*GIVEN REQUEST:*
Wherever the word "protocol" appears in a line, extract that line.

*DATASET CONTENT:*
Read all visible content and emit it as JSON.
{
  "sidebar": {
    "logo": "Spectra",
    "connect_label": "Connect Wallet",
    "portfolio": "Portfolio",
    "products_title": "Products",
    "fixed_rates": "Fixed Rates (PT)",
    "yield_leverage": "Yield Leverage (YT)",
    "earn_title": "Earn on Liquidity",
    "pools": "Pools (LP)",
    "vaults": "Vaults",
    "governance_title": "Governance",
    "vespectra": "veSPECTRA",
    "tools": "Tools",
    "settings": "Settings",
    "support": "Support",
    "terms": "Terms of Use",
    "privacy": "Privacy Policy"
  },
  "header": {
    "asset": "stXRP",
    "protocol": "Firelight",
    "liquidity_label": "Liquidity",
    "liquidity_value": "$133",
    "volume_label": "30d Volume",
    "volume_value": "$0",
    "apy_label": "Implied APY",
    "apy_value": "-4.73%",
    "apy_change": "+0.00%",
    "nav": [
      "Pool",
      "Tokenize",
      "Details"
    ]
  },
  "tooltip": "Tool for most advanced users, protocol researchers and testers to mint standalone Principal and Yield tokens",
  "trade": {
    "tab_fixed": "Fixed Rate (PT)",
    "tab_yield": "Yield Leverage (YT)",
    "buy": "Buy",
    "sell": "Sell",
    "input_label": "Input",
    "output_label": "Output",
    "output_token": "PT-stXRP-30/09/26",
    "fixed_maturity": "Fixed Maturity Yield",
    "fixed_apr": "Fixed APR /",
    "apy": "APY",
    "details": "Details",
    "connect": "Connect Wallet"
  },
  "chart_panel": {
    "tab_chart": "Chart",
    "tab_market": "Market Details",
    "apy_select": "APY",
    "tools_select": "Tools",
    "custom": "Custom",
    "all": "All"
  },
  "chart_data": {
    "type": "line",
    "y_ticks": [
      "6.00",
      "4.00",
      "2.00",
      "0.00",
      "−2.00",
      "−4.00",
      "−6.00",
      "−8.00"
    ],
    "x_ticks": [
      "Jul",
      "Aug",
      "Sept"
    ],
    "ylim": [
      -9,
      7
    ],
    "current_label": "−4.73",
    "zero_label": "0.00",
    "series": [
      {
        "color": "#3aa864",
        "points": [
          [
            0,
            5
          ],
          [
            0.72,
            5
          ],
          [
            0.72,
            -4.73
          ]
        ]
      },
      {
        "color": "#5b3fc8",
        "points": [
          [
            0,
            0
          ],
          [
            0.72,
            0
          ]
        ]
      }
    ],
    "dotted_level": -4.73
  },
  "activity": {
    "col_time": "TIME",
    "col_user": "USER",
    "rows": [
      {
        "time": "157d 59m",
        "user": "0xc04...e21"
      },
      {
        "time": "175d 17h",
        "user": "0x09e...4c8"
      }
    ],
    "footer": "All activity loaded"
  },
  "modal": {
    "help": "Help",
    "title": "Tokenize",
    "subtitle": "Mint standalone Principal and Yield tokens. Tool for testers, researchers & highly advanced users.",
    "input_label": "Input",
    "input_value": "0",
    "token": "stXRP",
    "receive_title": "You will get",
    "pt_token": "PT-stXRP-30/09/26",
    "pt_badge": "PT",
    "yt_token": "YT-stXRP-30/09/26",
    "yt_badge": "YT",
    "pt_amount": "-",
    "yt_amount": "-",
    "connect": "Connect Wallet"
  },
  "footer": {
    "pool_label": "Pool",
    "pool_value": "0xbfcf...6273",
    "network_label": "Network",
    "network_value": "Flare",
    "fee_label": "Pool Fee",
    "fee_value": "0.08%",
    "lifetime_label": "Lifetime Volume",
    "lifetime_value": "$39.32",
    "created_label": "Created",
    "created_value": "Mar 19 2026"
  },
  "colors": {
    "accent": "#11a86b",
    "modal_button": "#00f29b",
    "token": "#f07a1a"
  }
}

*ANSWER TO THE TASK:*
    "protocol": "Firelight",
  "tooltip": "Tool for most advanced users, protocol researchers and testers to mint standalone Principal and Yield tokens",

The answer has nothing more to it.